Desmatamento, crédito e incentivos

Desmatamento, crédito e incentivos

Meu artigo de domingo passado, em que me manifestei contra a criação de restrições ao crédito para quem não cumpre regras ambientais, mereceu alguns elogios, mas a maioria das mensagens foi de condenação. Eu estaria defendendo os interesses dos bancos e o crescimento à custa do desmatamento. Houve insultos e um leitor, sem argumentos, recorreu à inflação mensal de 84% do tempo em que saí do governo.

Volto ao assunto para esclarecer melhor minha posição. Assinalei que as restrições transfeririam ao crédito a responsabilidade pela fiscalização das respectivas normas. Seria um retorno a regras dos anos 1960 (já revogadas), pelas quais se exigia a apresentação de certidões negativas de obrigações fiscais para conceder crédito rural.

Para muitos, faz sentido cortar o crédito dos que desmatam além do permitido. Como justificar, dir-se-ia, o fornecimento dos meios para destruir as florestas? Levado o raciocínio ao extremo, caberia proibir a venda de motocicletas para coibir assaltos e mortes provocados por motoqueiros criminosos.

Nem todos os burocratas estão preparados para lidar com questões complexas como a de estabelecer regras de preservação ambiental e dos recursos naturais. Erros semelhantes foram cometidos em países desenvolvidos, como nas normas para evitar a pesca intensiva e predatória, que ameaçava a extinção de espécies.

As saídas foram proibir a pesca, restringi-la a certos períodos ou limitar o número de barcos na atividade. Nenhuma funcionou. Pior, na limitação periódica, houve muitas mortes, pois os pescadores iam ao mar com qualquer tempo.

A melhor solução foi conceder direitos de propriedade aos pescadores, buscando preservar os cardumes via mecanismos de mercado. Criaram-se quotas de pesca mediante leilão. Novos entrantes precisavam comprá-las no mercado.

__Listagem de dados__.
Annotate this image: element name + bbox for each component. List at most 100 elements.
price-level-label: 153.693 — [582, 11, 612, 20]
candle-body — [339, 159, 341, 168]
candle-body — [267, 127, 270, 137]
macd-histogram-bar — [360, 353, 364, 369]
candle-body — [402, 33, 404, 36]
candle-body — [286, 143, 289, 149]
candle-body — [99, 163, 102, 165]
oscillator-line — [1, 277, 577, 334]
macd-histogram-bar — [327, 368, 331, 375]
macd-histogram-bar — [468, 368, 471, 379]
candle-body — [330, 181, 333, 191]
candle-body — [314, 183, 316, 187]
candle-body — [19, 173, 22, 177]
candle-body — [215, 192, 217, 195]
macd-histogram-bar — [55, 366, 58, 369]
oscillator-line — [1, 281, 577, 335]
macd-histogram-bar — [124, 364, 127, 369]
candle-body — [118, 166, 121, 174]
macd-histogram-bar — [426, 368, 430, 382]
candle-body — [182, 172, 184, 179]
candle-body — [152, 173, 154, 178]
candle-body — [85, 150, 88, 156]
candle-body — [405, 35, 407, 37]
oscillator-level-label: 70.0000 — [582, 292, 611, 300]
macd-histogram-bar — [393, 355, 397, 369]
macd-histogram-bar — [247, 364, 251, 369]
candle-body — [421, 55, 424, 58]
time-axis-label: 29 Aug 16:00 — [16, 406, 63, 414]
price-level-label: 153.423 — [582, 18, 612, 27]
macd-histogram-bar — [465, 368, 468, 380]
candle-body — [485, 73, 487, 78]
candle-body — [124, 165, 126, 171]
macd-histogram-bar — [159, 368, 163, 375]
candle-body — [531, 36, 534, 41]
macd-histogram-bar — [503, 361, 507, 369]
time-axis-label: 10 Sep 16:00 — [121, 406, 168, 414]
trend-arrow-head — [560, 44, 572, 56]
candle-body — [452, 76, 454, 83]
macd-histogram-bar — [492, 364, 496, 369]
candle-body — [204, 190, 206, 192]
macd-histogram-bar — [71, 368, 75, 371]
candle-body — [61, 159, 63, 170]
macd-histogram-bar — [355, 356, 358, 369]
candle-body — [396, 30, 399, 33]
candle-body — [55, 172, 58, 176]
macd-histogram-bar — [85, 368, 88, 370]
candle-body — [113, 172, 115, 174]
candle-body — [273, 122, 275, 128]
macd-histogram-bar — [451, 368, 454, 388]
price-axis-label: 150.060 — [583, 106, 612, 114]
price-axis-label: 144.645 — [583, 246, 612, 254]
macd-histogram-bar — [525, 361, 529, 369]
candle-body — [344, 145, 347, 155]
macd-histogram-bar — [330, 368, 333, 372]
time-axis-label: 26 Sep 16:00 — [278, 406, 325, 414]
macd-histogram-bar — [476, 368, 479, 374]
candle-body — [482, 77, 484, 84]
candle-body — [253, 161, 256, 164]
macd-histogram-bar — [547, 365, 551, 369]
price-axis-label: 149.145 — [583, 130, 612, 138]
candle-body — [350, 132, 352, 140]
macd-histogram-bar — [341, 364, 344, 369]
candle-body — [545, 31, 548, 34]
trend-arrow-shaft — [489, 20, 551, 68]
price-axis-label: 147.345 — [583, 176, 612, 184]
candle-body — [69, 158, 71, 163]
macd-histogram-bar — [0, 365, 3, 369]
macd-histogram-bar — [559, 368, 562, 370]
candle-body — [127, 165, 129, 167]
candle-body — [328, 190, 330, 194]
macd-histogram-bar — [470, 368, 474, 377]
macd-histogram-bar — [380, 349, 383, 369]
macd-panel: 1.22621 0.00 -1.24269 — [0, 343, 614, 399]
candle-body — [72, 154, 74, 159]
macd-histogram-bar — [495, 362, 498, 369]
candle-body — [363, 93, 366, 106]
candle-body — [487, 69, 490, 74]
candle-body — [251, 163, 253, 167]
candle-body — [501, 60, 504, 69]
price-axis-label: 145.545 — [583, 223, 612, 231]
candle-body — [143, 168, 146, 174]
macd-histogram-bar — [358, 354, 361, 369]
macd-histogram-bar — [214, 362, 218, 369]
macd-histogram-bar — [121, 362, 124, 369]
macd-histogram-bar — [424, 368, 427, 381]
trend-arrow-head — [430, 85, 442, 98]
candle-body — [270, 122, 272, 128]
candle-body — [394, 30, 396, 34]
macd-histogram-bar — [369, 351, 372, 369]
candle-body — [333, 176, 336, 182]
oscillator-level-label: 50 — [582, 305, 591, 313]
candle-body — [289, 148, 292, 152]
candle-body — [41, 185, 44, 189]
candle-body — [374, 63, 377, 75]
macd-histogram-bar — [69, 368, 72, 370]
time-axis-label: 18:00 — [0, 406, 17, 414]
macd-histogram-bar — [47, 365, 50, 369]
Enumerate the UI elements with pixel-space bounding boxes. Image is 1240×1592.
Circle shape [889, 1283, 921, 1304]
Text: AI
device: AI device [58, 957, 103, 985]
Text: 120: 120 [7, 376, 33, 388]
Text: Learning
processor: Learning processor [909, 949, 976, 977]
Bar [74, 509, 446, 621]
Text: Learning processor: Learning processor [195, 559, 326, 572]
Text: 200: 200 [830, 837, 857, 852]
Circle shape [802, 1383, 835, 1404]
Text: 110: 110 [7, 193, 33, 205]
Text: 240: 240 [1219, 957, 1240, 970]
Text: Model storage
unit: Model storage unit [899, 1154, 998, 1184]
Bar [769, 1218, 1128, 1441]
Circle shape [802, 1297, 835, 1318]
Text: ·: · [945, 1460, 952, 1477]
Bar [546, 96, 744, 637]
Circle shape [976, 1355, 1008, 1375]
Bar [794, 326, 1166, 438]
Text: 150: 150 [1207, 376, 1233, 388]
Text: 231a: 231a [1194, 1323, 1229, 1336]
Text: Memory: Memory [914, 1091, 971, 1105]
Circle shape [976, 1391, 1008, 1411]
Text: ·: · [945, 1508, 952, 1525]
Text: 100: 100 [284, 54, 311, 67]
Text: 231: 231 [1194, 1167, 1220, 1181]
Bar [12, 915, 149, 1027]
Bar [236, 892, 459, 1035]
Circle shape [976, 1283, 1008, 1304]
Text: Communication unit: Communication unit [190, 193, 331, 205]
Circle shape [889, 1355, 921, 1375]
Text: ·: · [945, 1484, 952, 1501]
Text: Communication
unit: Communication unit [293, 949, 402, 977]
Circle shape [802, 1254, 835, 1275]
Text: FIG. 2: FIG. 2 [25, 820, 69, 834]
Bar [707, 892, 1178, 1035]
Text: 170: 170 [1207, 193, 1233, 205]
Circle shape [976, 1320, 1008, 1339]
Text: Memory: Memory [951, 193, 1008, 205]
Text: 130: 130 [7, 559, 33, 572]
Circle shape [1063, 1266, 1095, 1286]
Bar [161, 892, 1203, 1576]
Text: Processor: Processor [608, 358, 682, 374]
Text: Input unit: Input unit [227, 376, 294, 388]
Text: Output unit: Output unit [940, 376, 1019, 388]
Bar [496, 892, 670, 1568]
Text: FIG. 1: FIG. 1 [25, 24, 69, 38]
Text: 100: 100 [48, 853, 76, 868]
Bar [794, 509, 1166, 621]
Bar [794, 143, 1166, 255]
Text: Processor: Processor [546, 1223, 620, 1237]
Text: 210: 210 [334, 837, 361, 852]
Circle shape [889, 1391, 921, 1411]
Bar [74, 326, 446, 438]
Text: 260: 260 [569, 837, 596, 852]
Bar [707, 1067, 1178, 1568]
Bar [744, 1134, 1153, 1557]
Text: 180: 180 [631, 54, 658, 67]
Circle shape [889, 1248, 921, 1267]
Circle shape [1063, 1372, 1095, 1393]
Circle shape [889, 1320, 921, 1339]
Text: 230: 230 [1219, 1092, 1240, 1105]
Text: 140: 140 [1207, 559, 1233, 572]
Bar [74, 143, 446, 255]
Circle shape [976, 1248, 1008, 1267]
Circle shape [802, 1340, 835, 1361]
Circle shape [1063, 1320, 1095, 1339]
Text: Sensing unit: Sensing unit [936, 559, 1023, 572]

__Objetivo 1__. Reproduza, do artigo sobre desmatamento e crédito, o trecho que vai de "Volto ao assunto" até "por motoqueiros criminosos.", inclusive.
__Objetivo 2__. Resuma em duas frases o artigo sobre desmatamento e crédito.
__Objetivo 3__. Prossiga com o artigo sobre desmatamento e crédito a partir do ponto em que ele termina.
Os itens constituem material à parte, sem relação com o artigo sobre desmatamento e crédito.

__Resposta 1__.
Volto ao assunto para esclarecer melhor minha posição. Assinalei que as restrições transfeririam ao crédito a responsabilidade pela fiscalização das respectivas normas. Seria um retorno a regras dos anos 1960 (já revogadas), pelas quais se exigia a apresentação de certidões negativas de obrigações fiscais para conceder crédito rural.

Para muitos, faz sentido cortar o crédito dos que desmatam além do permitido. Como justificar, dir-se-ia, o fornecimento dos meios para destruir as florestas? Levado o raciocínio ao extremo, caberia proibir a venda de motocicletas para coibir assaltos e mortes provocados por motoqueiros criminosos.

__Resposta 2__. O artigo se opõe a restringir o crédito de quem descumpre regras ambientais, pois isso transferiria ao crédito a fiscalização dessas normas, num retorno a regras já revogadas dos anos 1960. Também lembra que países desenvolvidos erraram ao combater a pesca predatória com proibições e limites, e que a melhor solução foi conceder direitos de propriedade aos pescadores, com quotas de pesca leiloadas.

__Resposta 3__.
Permitir o acesso ao crédito somente aos que seguem as regras ambientais, como quer o governo brasileiro, é punir todos, bons e maus cidadãos. Todos terão que buscar certidões e incorrer em novos custos de transação. O potencial de corrupção certamente aumentará. Dada a essencialidade do crédito para manter e aumentar a produção, em especial na agricultura, as restrições poderão resultar em menos renda, produto e emprego. Será bom apenas para quem se estabelecer como despachante.

Ninguém de bom senso pode ser a favor de uma lei da selva para a exploração dos recursos florestais (sem trocadilho). Mesmo na China, onde havia deliberado objetivo de privilegiar o crescimento em relação a tudo o mais, o recente congresso do Partido Comunista anunciou que doravante o governo buscará o desenvolvimento “limpo”.

Os nossos burocratas bem que poderiam estudar a teoria dos incentivos, pois assim poderiam fazer regras que evitassem danos econômicos e sociais maiores do que os benefícios que imaginam gerar para o meio-ambiente. O certo seria premiar o comportamento adequado e não punir todos.

O Banco Real costuma cobrar juros mais baixos dos clientes que apresentem projetos viáveis de “sustentabilidade”. É uma estratégia inteligente, pela qual o banco ganha duplamente. Primeiro, corre menos risco (daí a taxa menor de juros). A experiência diz que quem age corretamente em relação ao meio-ambiente tende a cumprir também regras para o bom andamento de seus negócios. Segundo, contribui para a preservação ambiental e melhora sua imagem perante o público.

O governo poderia fazer algo semelhante. Em vez de adotar o critério da punição, restringindo o acesso ao crédito, preferiria o da premiação. Concederia um subsídio ou uma vantagem fiscal que implicasse redução dos juros para quem cumprisse as regras, considerando que isso gera maiores custos e menor retorno privado. Ao mesmo tempo, o retorno público – a preservação ambiental – é superior ao privado.

Haveria incentivos para o bom comportamento ambiental. A produção continuaria guiada pelos sinais de mercado e não pela burocracia.

Esses benefícios poderiam gerar corrupção e desperdícios, exigindo mecanismos eficazes de fiscalização e controle. Mesmo assim, seria uma saída bem melhor do que a decisão adotada pelo Conselho Monetário, quinta-feira passada, de obrigar os bancos a exigir certidões para a concessão de crédito rural. A resolução institui incentivo equivocado.